Excerpted data
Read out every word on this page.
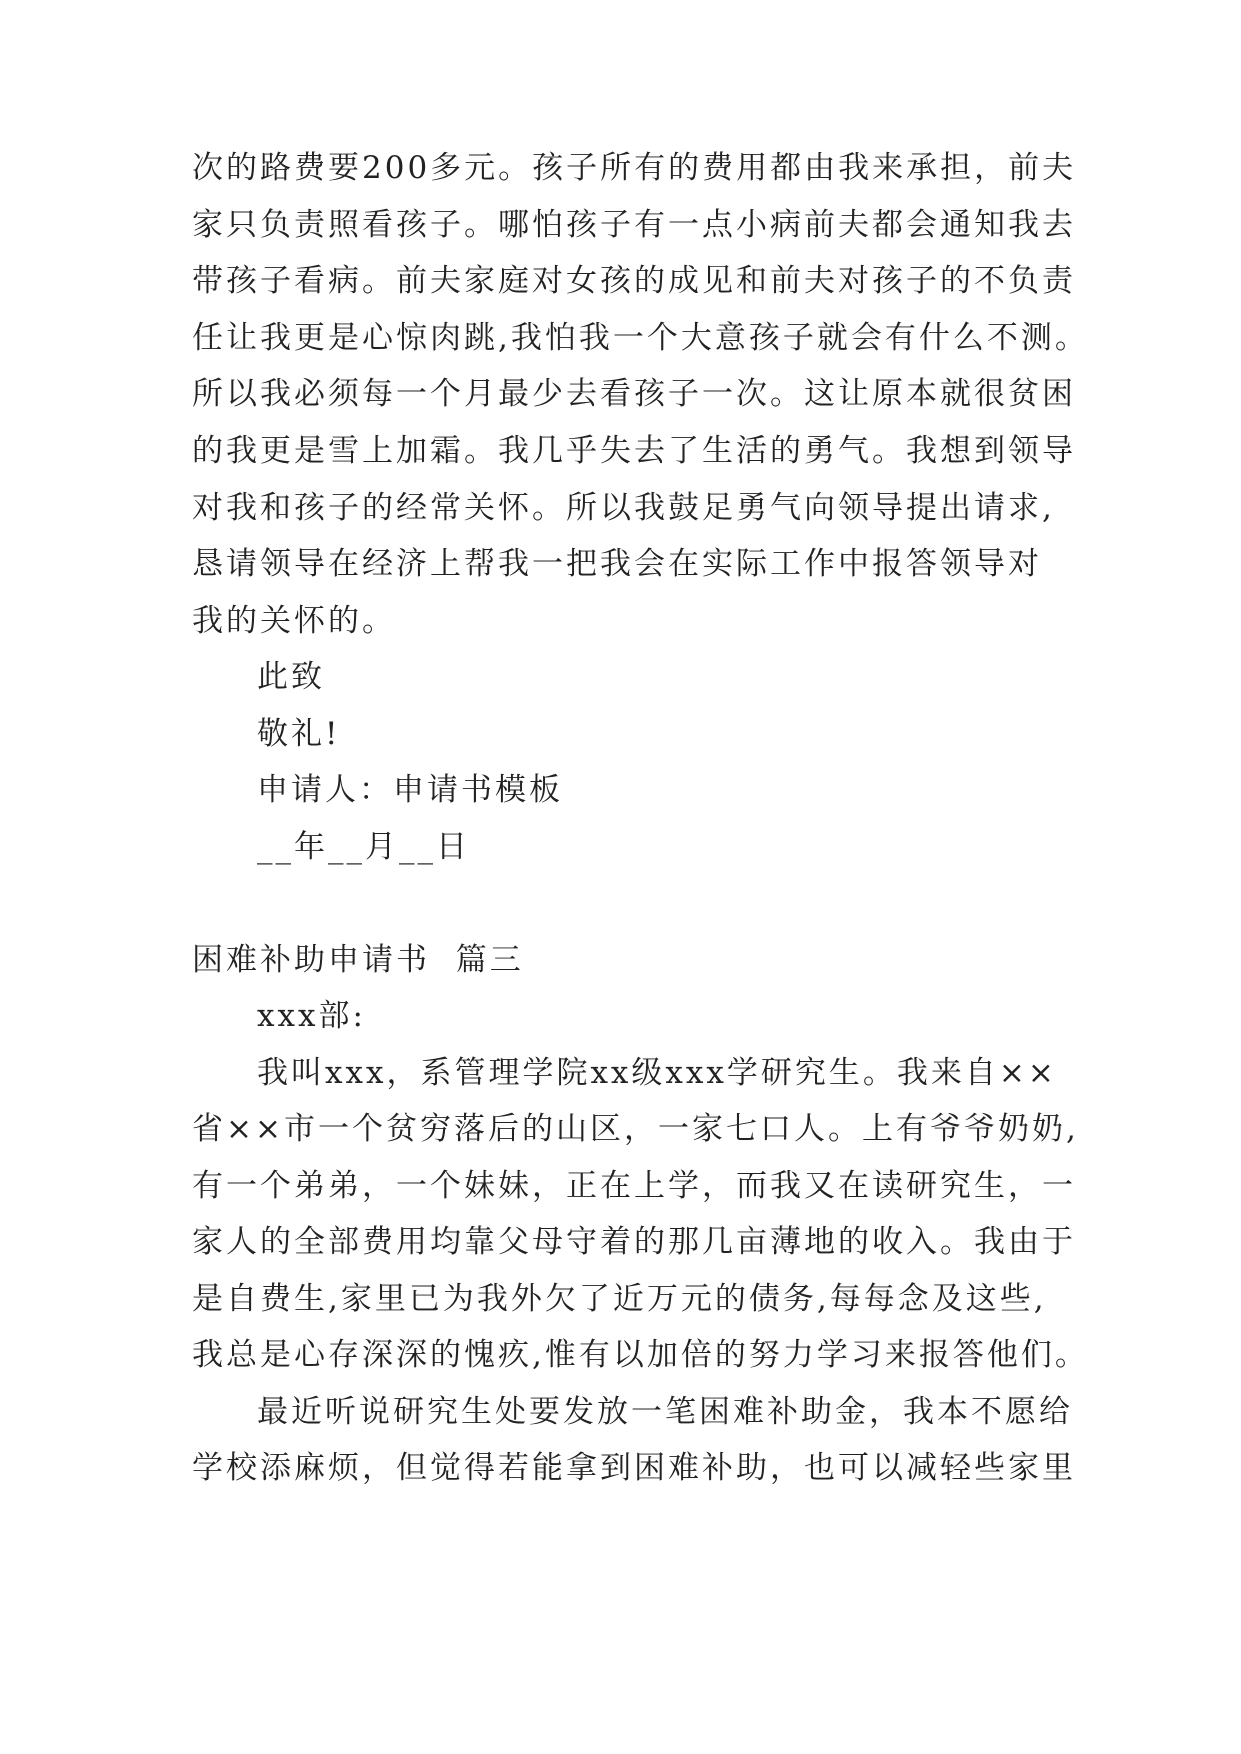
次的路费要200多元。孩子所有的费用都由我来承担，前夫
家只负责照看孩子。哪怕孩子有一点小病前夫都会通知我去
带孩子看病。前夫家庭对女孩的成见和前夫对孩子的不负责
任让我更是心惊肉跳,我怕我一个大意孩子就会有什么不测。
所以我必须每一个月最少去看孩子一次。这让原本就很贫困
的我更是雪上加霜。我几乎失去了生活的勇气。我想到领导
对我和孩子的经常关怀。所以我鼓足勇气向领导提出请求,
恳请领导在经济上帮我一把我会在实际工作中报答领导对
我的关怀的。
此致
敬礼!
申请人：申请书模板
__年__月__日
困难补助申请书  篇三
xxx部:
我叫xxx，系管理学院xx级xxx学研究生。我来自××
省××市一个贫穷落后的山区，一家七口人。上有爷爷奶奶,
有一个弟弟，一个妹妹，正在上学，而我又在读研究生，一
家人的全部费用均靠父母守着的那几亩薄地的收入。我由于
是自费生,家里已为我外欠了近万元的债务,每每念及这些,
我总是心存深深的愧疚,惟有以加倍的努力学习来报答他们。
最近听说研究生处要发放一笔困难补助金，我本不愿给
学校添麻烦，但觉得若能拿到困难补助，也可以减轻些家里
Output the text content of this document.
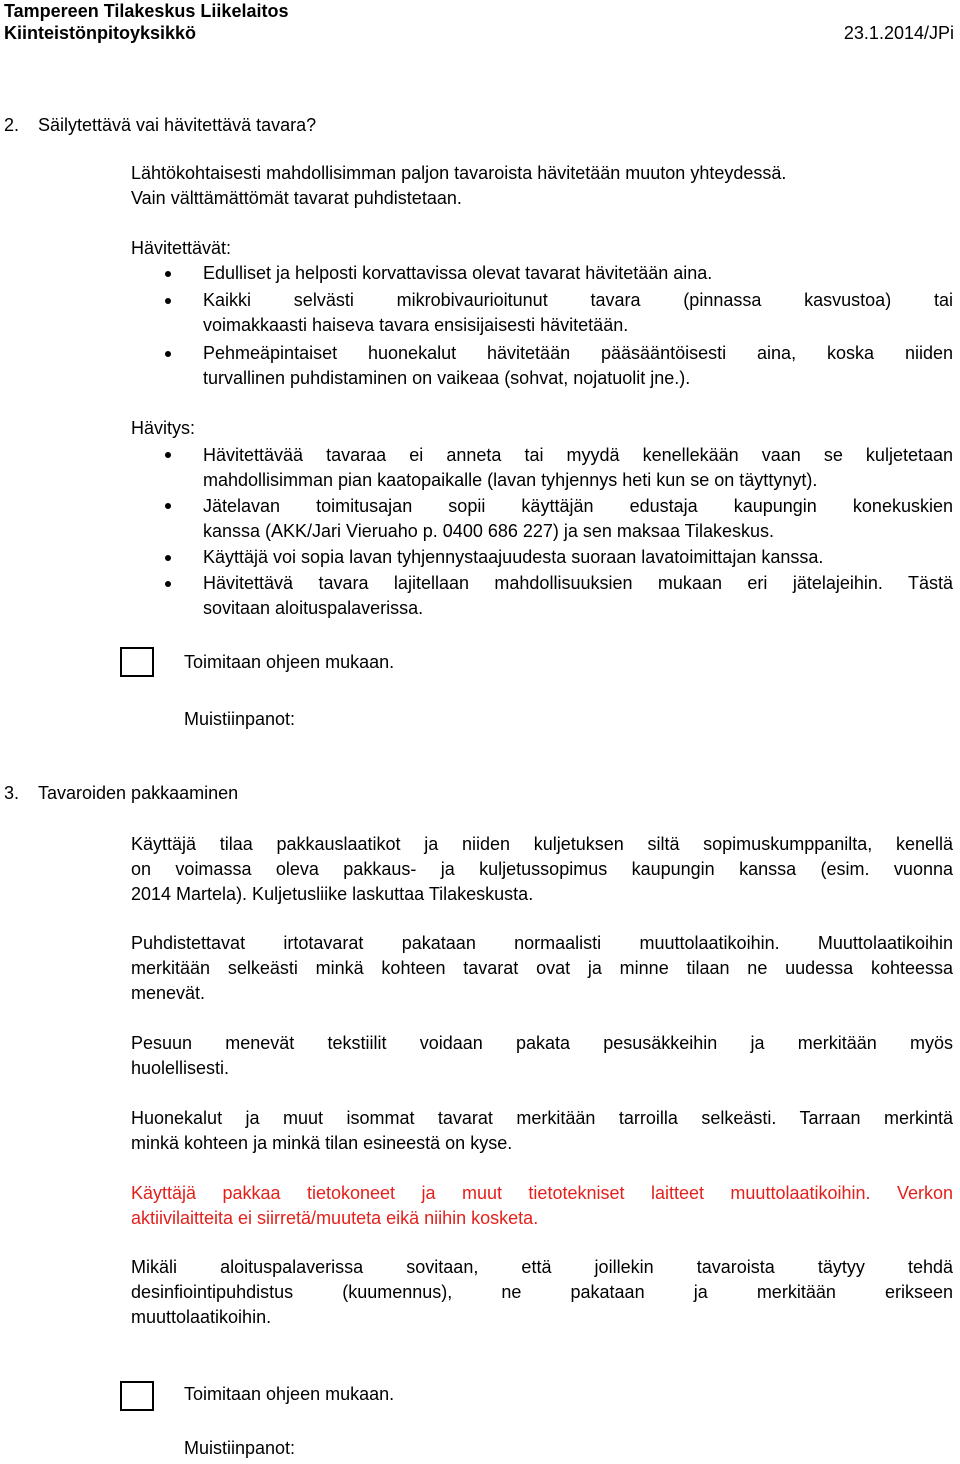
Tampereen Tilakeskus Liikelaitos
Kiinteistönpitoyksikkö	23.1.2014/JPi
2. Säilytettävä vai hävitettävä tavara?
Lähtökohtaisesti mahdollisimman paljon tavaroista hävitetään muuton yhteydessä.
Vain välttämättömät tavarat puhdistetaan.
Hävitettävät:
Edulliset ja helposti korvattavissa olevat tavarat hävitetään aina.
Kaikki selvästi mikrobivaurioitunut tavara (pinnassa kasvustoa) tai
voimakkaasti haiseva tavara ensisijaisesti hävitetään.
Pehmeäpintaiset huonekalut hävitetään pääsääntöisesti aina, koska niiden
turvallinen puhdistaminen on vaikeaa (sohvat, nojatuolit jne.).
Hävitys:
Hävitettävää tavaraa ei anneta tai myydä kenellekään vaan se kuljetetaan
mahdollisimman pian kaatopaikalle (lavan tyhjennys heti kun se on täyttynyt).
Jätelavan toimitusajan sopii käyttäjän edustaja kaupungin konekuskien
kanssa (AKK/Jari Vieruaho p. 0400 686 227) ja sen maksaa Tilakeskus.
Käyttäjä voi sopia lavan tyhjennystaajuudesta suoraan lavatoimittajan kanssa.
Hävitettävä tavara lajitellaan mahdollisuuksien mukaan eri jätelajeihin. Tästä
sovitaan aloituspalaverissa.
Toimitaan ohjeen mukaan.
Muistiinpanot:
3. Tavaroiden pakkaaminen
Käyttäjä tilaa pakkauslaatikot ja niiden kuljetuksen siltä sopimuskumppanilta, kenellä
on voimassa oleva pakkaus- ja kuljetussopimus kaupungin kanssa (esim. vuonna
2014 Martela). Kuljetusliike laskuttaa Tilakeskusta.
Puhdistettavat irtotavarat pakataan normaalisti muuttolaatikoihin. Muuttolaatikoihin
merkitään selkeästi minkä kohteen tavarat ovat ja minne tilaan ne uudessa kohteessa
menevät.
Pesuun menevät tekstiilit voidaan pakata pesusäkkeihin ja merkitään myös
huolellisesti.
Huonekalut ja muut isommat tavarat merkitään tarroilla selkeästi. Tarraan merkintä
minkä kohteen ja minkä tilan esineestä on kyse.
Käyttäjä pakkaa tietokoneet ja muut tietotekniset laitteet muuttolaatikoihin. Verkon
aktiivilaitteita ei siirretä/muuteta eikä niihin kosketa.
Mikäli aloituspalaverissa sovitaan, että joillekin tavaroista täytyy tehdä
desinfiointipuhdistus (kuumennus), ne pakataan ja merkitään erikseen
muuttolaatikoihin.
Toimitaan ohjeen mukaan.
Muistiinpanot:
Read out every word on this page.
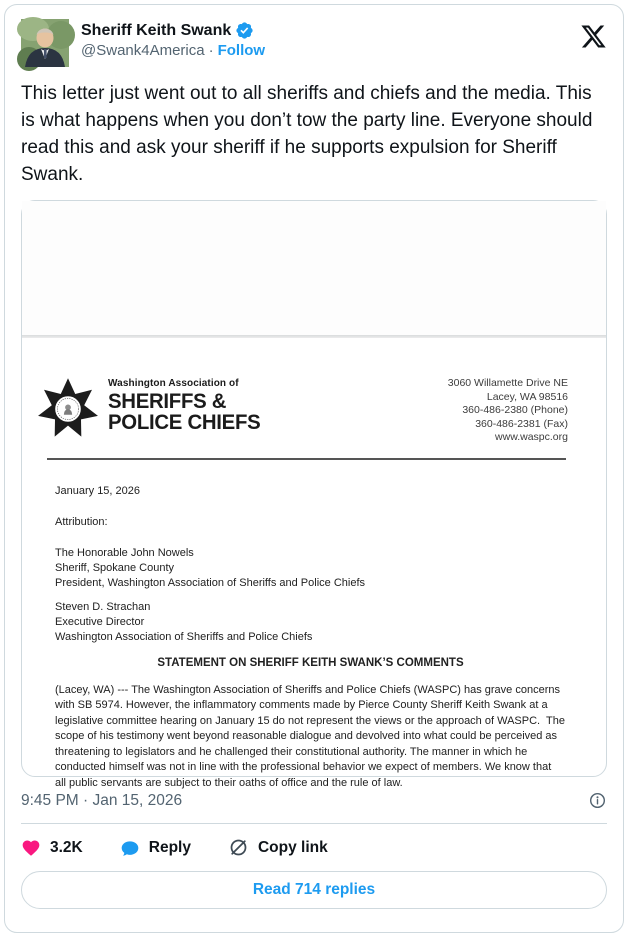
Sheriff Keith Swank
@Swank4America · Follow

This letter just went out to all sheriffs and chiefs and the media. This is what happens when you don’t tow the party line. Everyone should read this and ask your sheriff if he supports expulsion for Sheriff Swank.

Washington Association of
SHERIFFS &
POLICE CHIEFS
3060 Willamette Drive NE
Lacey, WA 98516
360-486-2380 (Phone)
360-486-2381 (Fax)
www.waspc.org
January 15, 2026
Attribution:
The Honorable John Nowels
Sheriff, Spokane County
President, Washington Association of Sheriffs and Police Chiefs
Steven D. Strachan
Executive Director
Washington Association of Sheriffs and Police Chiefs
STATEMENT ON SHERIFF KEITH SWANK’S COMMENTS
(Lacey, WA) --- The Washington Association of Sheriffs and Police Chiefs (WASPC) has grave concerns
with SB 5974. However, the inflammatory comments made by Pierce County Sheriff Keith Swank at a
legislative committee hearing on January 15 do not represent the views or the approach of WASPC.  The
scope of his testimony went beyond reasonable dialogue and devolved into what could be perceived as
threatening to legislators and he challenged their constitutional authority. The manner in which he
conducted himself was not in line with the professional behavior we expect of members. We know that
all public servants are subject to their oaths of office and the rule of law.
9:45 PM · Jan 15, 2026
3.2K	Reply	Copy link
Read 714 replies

Written request
Extract all lines of the records above that include "pakataan".

Solution to this task
Puhdistettavat irtotavarat pakataan normaalisti muuttolaatikoihin. Muuttolaatikoihin
desinfiointipuhdistus (kuumennus), ne pakataan ja merkitään erikseen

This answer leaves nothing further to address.